Repeat each of the following rows verbatim, keeping every character as it appears.

## START Records for this exercise

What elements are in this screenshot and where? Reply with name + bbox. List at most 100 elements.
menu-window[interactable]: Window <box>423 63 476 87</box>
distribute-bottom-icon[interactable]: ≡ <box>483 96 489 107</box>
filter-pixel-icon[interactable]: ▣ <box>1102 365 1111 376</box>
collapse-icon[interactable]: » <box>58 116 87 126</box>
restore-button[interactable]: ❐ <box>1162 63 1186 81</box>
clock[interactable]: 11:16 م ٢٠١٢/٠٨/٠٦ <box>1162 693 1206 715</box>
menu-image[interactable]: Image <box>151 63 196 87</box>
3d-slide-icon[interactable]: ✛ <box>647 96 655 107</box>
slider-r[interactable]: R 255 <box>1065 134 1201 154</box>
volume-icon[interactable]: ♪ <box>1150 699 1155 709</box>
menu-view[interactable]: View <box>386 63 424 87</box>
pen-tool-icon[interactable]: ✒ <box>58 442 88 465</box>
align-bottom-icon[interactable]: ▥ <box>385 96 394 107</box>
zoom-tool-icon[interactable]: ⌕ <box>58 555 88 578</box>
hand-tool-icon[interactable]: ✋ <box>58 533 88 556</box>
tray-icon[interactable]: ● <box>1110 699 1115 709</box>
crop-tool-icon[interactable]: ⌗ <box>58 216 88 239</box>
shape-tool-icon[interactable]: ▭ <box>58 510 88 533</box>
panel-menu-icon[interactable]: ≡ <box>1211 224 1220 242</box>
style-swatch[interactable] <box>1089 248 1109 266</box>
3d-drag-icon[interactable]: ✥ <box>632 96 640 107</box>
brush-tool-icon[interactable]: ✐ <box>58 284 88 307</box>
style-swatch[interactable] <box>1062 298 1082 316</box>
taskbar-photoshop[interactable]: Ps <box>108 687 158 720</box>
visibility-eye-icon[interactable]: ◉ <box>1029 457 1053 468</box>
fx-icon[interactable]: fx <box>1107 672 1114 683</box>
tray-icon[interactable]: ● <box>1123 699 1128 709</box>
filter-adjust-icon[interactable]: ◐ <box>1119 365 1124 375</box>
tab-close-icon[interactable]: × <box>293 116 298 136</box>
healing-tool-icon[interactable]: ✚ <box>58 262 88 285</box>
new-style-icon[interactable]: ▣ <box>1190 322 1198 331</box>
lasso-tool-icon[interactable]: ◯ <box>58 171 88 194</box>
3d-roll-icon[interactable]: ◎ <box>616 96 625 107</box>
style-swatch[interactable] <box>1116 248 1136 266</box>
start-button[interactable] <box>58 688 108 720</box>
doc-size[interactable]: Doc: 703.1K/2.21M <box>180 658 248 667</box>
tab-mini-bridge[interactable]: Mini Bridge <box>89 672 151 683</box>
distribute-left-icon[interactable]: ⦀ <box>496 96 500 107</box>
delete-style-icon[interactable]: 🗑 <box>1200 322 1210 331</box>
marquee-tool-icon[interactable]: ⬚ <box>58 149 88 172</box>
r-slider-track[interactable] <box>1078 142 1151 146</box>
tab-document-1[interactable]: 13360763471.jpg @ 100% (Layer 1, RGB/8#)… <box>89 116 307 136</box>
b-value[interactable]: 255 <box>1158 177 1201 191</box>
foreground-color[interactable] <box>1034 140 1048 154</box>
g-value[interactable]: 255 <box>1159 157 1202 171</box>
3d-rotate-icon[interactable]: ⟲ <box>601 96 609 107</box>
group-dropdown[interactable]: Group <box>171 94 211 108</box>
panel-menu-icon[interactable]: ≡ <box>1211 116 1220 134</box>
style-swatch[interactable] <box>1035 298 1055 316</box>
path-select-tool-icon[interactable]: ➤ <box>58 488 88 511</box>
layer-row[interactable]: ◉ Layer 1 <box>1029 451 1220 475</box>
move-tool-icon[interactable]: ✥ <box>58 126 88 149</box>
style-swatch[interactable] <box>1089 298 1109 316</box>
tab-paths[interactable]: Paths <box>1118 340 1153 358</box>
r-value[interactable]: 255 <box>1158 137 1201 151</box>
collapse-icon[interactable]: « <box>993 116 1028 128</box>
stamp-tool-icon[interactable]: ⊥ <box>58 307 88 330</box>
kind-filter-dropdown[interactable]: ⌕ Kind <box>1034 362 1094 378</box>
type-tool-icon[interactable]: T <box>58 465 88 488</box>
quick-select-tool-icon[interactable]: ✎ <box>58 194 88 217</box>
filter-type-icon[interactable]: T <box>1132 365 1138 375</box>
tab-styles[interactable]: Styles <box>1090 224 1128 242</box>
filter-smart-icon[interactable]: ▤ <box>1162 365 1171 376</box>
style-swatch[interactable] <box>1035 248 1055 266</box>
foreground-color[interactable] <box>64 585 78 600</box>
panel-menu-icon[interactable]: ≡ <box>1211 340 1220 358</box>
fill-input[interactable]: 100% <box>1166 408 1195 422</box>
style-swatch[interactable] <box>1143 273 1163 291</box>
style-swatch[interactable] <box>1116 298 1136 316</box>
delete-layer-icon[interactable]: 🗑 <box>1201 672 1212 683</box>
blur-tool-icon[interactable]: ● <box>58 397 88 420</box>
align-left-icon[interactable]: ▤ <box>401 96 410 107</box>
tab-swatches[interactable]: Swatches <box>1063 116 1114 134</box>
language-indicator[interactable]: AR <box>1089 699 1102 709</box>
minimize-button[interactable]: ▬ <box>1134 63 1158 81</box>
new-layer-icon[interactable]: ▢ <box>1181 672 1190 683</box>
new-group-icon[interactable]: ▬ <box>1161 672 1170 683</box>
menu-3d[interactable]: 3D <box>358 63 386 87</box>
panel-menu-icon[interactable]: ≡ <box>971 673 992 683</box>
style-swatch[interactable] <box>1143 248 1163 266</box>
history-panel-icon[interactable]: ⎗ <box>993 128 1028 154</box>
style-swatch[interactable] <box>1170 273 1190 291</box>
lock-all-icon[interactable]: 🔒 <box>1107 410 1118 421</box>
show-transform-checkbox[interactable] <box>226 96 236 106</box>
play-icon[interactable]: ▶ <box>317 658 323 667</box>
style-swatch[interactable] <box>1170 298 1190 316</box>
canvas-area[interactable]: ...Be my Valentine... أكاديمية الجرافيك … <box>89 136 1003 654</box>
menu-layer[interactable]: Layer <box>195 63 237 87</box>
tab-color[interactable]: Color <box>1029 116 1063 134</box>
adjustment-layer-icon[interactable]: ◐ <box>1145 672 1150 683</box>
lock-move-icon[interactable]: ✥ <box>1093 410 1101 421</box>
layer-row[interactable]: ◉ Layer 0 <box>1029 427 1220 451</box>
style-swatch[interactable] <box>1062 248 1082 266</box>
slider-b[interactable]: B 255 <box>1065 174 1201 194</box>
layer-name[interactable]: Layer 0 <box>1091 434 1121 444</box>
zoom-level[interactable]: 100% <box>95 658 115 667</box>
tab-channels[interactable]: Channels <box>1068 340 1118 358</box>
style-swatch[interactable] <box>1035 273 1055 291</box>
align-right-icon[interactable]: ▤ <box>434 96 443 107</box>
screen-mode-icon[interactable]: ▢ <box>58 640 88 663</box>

## END Records for this exercise

• **Worked solution**
What elements are in this screenshot and where? Reply with name + bbox. List at most 100 elements.
menu-window[interactable]: Window <box>423 63 476 87</box>
distribute-bottom-icon[interactable]: ≡ <box>483 96 489 107</box>
filter-pixel-icon[interactable]: ▣ <box>1102 365 1111 376</box>
collapse-icon[interactable]: » <box>58 116 87 126</box>
restore-button[interactable]: ❐ <box>1162 63 1186 81</box>
clock[interactable]: 11:16 م ٢٠١٢/٠٨/٠٦ <box>1162 693 1206 715</box>
menu-image[interactable]: Image <box>151 63 196 87</box>
3d-slide-icon[interactable]: ✛ <box>647 96 655 107</box>
slider-r[interactable]: R 255 <box>1065 134 1201 154</box>
volume-icon[interactable]: ♪ <box>1150 699 1155 709</box>
menu-view[interactable]: View <box>386 63 424 87</box>
pen-tool-icon[interactable]: ✒ <box>58 442 88 465</box>
align-bottom-icon[interactable]: ▥ <box>385 96 394 107</box>
zoom-tool-icon[interactable]: ⌕ <box>58 555 88 578</box>
hand-tool-icon[interactable]: ✋ <box>58 533 88 556</box>
tray-icon[interactable]: ● <box>1110 699 1115 709</box>
crop-tool-icon[interactable]: ⌗ <box>58 216 88 239</box>
shape-tool-icon[interactable]: ▭ <box>58 510 88 533</box>
panel-menu-icon[interactable]: ≡ <box>1211 224 1220 242</box>
style-swatch[interactable] <box>1089 248 1109 266</box>
3d-drag-icon[interactable]: ✥ <box>632 96 640 107</box>
brush-tool-icon[interactable]: ✐ <box>58 284 88 307</box>
style-swatch[interactable] <box>1062 298 1082 316</box>
taskbar-photoshop[interactable]: Ps <box>108 687 158 720</box>
visibility-eye-icon[interactable]: ◉ <box>1029 457 1053 468</box>
fx-icon[interactable]: fx <box>1107 672 1114 683</box>
tray-icon[interactable]: ● <box>1123 699 1128 709</box>
filter-adjust-icon[interactable]: ◐ <box>1119 365 1124 375</box>
tab-close-icon[interactable]: × <box>293 116 298 136</box>
healing-tool-icon[interactable]: ✚ <box>58 262 88 285</box>
new-style-icon[interactable]: ▣ <box>1190 322 1198 331</box>
lasso-tool-icon[interactable]: ◯ <box>58 171 88 194</box>
3d-roll-icon[interactable]: ◎ <box>616 96 625 107</box>
style-swatch[interactable] <box>1116 248 1136 266</box>
start-button[interactable] <box>58 688 108 720</box>
doc-size[interactable]: Doc: 703.1K/2.21M <box>180 658 248 667</box>
tab-mini-bridge[interactable]: Mini Bridge <box>89 672 151 683</box>
distribute-left-icon[interactable]: ⦀ <box>496 96 500 107</box>
delete-style-icon[interactable]: 🗑 <box>1200 322 1210 331</box>
marquee-tool-icon[interactable]: ⬚ <box>58 149 88 172</box>
r-slider-track[interactable] <box>1078 142 1151 146</box>
tab-document-1[interactable]: 13360763471.jpg @ 100% (Layer 1, RGB/8#)… <box>89 116 307 136</box>
b-value[interactable]: 255 <box>1158 177 1201 191</box>
foreground-color[interactable] <box>1034 140 1048 154</box>
g-value[interactable]: 255 <box>1159 157 1202 171</box>
3d-rotate-icon[interactable]: ⟲ <box>601 96 609 107</box>
group-dropdown[interactable]: Group <box>171 94 211 108</box>
panel-menu-icon[interactable]: ≡ <box>1211 116 1220 134</box>
style-swatch[interactable] <box>1035 298 1055 316</box>
path-select-tool-icon[interactable]: ➤ <box>58 488 88 511</box>
layer-row[interactable]: ◉ Layer 1 <box>1029 451 1220 475</box>
move-tool-icon[interactable]: ✥ <box>58 126 88 149</box>
style-swatch[interactable] <box>1089 298 1109 316</box>
tab-paths[interactable]: Paths <box>1118 340 1153 358</box>
r-value[interactable]: 255 <box>1158 137 1201 151</box>
collapse-icon[interactable]: « <box>993 116 1028 128</box>
stamp-tool-icon[interactable]: ⊥ <box>58 307 88 330</box>
kind-filter-dropdown[interactable]: ⌕ Kind <box>1034 362 1094 378</box>
type-tool-icon[interactable]: T <box>58 465 88 488</box>
quick-select-tool-icon[interactable]: ✎ <box>58 194 88 217</box>
filter-type-icon[interactable]: T <box>1132 365 1138 375</box>
tab-styles[interactable]: Styles <box>1090 224 1128 242</box>
filter-smart-icon[interactable]: ▤ <box>1162 365 1171 376</box>
style-swatch[interactable] <box>1035 248 1055 266</box>
foreground-color[interactable] <box>64 585 78 600</box>
panel-menu-icon[interactable]: ≡ <box>1211 340 1220 358</box>
fill-input[interactable]: 100% <box>1166 408 1195 422</box>
style-swatch[interactable] <box>1143 273 1163 291</box>
style-swatch[interactable] <box>1116 298 1136 316</box>
delete-layer-icon[interactable]: 🗑 <box>1201 672 1212 683</box>
blur-tool-icon[interactable]: ● <box>58 397 88 420</box>
align-left-icon[interactable]: ▤ <box>401 96 410 107</box>
tab-swatches[interactable]: Swatches <box>1063 116 1114 134</box>
language-indicator[interactable]: AR <box>1089 699 1102 709</box>
minimize-button[interactable]: ▬ <box>1134 63 1158 81</box>
new-layer-icon[interactable]: ▢ <box>1181 672 1190 683</box>
new-group-icon[interactable]: ▬ <box>1161 672 1170 683</box>
menu-3d[interactable]: 3D <box>358 63 386 87</box>
panel-menu-icon[interactable]: ≡ <box>971 673 992 683</box>
style-swatch[interactable] <box>1143 248 1163 266</box>
history-panel-icon[interactable]: ⎗ <box>993 128 1028 154</box>
style-swatch[interactable] <box>1170 273 1190 291</box>
lock-all-icon[interactable]: 🔒 <box>1107 410 1118 421</box>
show-transform-checkbox[interactable] <box>226 96 236 106</box>
play-icon[interactable]: ▶ <box>317 658 323 667</box>
style-swatch[interactable] <box>1170 298 1190 316</box>
canvas-area[interactable]: ...Be my Valentine... أكاديمية الجرافيك … <box>89 136 1003 654</box>
menu-layer[interactable]: Layer <box>195 63 237 87</box>
tab-color[interactable]: Color <box>1029 116 1063 134</box>
adjustment-layer-icon[interactable]: ◐ <box>1145 672 1150 683</box>
lock-move-icon[interactable]: ✥ <box>1093 410 1101 421</box>
layer-row[interactable]: ◉ Layer 0 <box>1029 427 1220 451</box>
style-swatch[interactable] <box>1062 248 1082 266</box>
slider-b[interactable]: B 255 <box>1065 174 1201 194</box>
layer-name[interactable]: Layer 0 <box>1091 434 1121 444</box>
zoom-level[interactable]: 100% <box>95 658 115 667</box>
tab-channels[interactable]: Channels <box>1068 340 1118 358</box>
style-swatch[interactable] <box>1035 273 1055 291</box>
align-right-icon[interactable]: ▤ <box>434 96 443 107</box>
screen-mode-icon[interactable]: ▢ <box>58 640 88 663</box>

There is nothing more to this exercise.